**Required work**
Reproduce all entries precisely, down to the last character.
- - - - -
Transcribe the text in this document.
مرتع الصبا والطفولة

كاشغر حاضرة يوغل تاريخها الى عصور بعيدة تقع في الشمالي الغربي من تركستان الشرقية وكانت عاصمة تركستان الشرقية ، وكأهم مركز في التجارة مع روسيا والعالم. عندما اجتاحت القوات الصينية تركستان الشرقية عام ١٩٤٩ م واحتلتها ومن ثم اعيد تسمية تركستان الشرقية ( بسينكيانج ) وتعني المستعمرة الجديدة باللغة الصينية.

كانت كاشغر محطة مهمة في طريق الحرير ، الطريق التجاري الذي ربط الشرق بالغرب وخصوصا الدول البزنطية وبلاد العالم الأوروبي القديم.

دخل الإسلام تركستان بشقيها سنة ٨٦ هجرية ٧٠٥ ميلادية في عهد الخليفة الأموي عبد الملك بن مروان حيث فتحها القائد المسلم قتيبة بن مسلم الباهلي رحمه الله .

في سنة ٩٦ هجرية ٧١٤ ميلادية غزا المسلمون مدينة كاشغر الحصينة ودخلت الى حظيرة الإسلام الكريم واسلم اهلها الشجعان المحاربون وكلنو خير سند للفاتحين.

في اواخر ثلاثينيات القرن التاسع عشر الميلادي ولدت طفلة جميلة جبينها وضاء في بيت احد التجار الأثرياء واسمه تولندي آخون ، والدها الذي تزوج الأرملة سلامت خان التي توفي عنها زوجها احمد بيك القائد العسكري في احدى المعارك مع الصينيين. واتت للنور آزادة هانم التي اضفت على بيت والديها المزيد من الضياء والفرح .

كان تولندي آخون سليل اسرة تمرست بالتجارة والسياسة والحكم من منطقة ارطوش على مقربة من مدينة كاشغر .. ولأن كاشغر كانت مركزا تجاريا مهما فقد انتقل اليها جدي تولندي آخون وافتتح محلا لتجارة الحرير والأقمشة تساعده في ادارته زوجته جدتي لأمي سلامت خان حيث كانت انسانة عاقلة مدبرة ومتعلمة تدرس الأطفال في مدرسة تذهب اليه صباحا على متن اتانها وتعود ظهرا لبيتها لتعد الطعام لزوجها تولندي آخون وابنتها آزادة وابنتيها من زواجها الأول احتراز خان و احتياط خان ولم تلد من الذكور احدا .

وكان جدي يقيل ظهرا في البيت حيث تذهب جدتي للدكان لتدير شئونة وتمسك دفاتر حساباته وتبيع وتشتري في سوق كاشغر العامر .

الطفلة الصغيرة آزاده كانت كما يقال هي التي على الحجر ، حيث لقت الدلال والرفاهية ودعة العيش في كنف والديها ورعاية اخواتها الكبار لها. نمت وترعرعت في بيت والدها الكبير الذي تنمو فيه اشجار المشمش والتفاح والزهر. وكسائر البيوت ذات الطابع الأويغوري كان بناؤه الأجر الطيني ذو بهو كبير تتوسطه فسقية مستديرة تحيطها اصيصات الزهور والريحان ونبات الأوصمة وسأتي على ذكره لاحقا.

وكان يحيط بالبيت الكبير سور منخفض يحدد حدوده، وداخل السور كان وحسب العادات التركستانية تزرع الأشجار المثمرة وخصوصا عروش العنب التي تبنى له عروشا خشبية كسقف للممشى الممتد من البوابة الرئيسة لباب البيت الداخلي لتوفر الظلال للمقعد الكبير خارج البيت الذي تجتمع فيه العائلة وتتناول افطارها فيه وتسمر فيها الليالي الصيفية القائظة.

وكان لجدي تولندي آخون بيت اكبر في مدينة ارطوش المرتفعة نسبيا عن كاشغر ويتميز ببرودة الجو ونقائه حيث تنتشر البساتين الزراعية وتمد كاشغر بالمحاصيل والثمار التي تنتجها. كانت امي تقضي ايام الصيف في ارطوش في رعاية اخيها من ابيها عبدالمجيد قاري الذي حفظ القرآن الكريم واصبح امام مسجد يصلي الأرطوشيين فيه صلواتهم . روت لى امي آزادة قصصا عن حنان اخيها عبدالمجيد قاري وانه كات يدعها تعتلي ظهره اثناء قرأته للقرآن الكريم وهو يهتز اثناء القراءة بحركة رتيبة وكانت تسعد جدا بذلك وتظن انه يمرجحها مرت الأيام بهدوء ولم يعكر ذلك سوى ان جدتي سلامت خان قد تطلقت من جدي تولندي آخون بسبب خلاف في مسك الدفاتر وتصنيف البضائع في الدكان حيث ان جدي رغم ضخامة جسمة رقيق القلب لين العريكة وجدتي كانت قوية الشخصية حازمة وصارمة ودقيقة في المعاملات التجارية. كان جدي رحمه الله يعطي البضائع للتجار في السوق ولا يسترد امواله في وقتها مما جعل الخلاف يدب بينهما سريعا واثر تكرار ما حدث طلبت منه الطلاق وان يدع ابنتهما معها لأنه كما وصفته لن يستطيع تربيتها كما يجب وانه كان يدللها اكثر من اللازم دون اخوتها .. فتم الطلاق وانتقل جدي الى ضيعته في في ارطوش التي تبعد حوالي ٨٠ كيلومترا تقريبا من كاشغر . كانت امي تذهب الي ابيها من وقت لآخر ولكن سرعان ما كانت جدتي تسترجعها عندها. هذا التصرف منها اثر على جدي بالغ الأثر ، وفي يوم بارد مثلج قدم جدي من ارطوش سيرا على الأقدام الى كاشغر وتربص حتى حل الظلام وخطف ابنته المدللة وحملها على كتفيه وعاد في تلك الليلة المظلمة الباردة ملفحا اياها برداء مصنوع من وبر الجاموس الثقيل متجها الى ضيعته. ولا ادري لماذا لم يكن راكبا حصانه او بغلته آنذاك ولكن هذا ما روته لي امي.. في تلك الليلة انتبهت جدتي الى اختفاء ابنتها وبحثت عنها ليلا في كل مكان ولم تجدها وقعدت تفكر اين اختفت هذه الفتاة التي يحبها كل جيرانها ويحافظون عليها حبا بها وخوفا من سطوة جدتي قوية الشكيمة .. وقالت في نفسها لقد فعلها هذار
- - - - -
**Full output**
Transcribe the text in this document.
مرتع الصبا والطفولة

كاشغر حاضرة يوغل تاريخها الى عصور بعيدة تقع في الشمالي الغربي من تركستان الشرقية وكانت عاصمة تركستان الشرقية ، وكأهم مركز في التجارة مع روسيا والعالم. عندما اجتاحت القوات الصينية تركستان الشرقية عام ١٩٤٩ م واحتلتها ومن ثم اعيد تسمية تركستان الشرقية ( بسينكيانج ) وتعني المستعمرة الجديدة باللغة الصينية.

كانت كاشغر محطة مهمة في طريق الحرير ، الطريق التجاري الذي ربط الشرق بالغرب وخصوصا الدول البزنطية وبلاد العالم الأوروبي القديم.

دخل الإسلام تركستان بشقيها سنة ٨٦ هجرية ٧٠٥ ميلادية في عهد الخليفة الأموي عبد الملك بن مروان حيث فتحها القائد المسلم قتيبة بن مسلم الباهلي رحمه الله .

في سنة ٩٦ هجرية ٧١٤ ميلادية غزا المسلمون مدينة كاشغر الحصينة ودخلت الى حظيرة الإسلام الكريم واسلم اهلها الشجعان المحاربون وكلنو خير سند للفاتحين.

في اواخر ثلاثينيات القرن التاسع عشر الميلادي ولدت طفلة جميلة جبينها وضاء في بيت احد التجار الأثرياء واسمه تولندي آخون ، والدها الذي تزوج الأرملة سلامت خان التي توفي عنها زوجها احمد بيك القائد العسكري في احدى المعارك مع الصينيين. واتت للنور آزادة هانم التي اضفت على بيت والديها المزيد من الضياء والفرح .

كان تولندي آخون سليل اسرة تمرست بالتجارة والسياسة والحكم من منطقة ارطوش على مقربة من مدينة كاشغر .. ولأن كاشغر كانت مركزا تجاريا مهما فقد انتقل اليها جدي تولندي آخون وافتتح محلا لتجارة الحرير والأقمشة تساعده في ادارته زوجته جدتي لأمي سلامت خان حيث كانت انسانة عاقلة مدبرة ومتعلمة تدرس الأطفال في مدرسة تذهب اليه صباحا على متن اتانها وتعود ظهرا لبيتها لتعد الطعام لزوجها تولندي آخون وابنتها آزادة وابنتيها من زواجها الأول احتراز خان و احتياط خان ولم تلد من الذكور احدا .

وكان جدي يقيل ظهرا في البيت حيث تذهب جدتي للدكان لتدير شئونة وتمسك دفاتر حساباته وتبيع وتشتري في سوق كاشغر العامر .

الطفلة الصغيرة آزاده كانت كما يقال هي التي على الحجر ، حيث لقت الدلال والرفاهية ودعة العيش في كنف والديها ورعاية اخواتها الكبار لها. نمت وترعرعت في بيت والدها الكبير الذي تنمو فيه اشجار المشمش والتفاح والزهر. وكسائر البيوت ذات الطابع الأويغوري كان بناؤه الأجر الطيني ذو بهو كبير تتوسطه فسقية مستديرة تحيطها اصيصات الزهور والريحان ونبات الأوصمة وسأتي على ذكره لاحقا.

وكان يحيط بالبيت الكبير سور منخفض يحدد حدوده، وداخل السور كان وحسب العادات التركستانية تزرع الأشجار المثمرة وخصوصا عروش العنب التي تبنى له عروشا خشبية كسقف للممشى الممتد من البوابة الرئيسة لباب البيت الداخلي لتوفر الظلال للمقعد الكبير خارج البيت الذي تجتمع فيه العائلة وتتناول افطارها فيه وتسمر فيها الليالي الصيفية القائظة.

وكان لجدي تولندي آخون بيت اكبر في مدينة ارطوش المرتفعة نسبيا عن كاشغر ويتميز ببرودة الجو ونقائه حيث تنتشر البساتين الزراعية وتمد كاشغر بالمحاصيل والثمار التي تنتجها. كانت امي تقضي ايام الصيف في ارطوش في رعاية اخيها من ابيها عبدالمجيد قاري الذي حفظ القرآن الكريم واصبح امام مسجد يصلي الأرطوشيين فيه صلواتهم . روت لى امي آزادة قصصا عن حنان اخيها عبدالمجيد قاري وانه كات يدعها تعتلي ظهره اثناء قرأته للقرآن الكريم وهو يهتز اثناء القراءة بحركة رتيبة وكانت تسعد جدا بذلك وتظن انه يمرجحها مرت الأيام بهدوء ولم يعكر ذلك سوى ان جدتي سلامت خان قد تطلقت من جدي تولندي آخون بسبب خلاف في مسك الدفاتر وتصنيف البضائع في الدكان حيث ان جدي رغم ضخامة جسمة رقيق القلب لين العريكة وجدتي كانت قوية الشخصية حازمة وصارمة ودقيقة في المعاملات التجارية. كان جدي رحمه الله يعطي البضائع للتجار في السوق ولا يسترد امواله في وقتها مما جعل الخلاف يدب بينهما سريعا واثر تكرار ما حدث طلبت منه الطلاق وان يدع ابنتهما معها لأنه كما وصفته لن يستطيع تربيتها كما يجب وانه كان يدللها اكثر من اللازم دون اخوتها .. فتم الطلاق وانتقل جدي الى ضيعته في في ارطوش التي تبعد حوالي ٨٠ كيلومترا تقريبا من كاشغر . كانت امي تذهب الي ابيها من وقت لآخر ولكن سرعان ما كانت جدتي تسترجعها عندها. هذا التصرف منها اثر على جدي بالغ الأثر ، وفي يوم بارد مثلج قدم جدي من ارطوش سيرا على الأقدام الى كاشغر وتربص حتى حل الظلام وخطف ابنته المدللة وحملها على كتفيه وعاد في تلك الليلة المظلمة الباردة ملفحا اياها برداء مصنوع من وبر الجاموس الثقيل متجها الى ضيعته. ولا ادري لماذا لم يكن راكبا حصانه او بغلته آنذاك ولكن هذا ما روته لي امي.. في تلك الليلة انتبهت جدتي الى اختفاء ابنتها وبحثت عنها ليلا في كل مكان ولم تجدها وقعدت تفكر اين اختفت هذه الفتاة التي يحبها كل جيرانها ويحافظون عليها حبا بها وخوفا من سطوة جدتي قوية الشكيمة .. وقالت في نفسها لقد فعلها هذار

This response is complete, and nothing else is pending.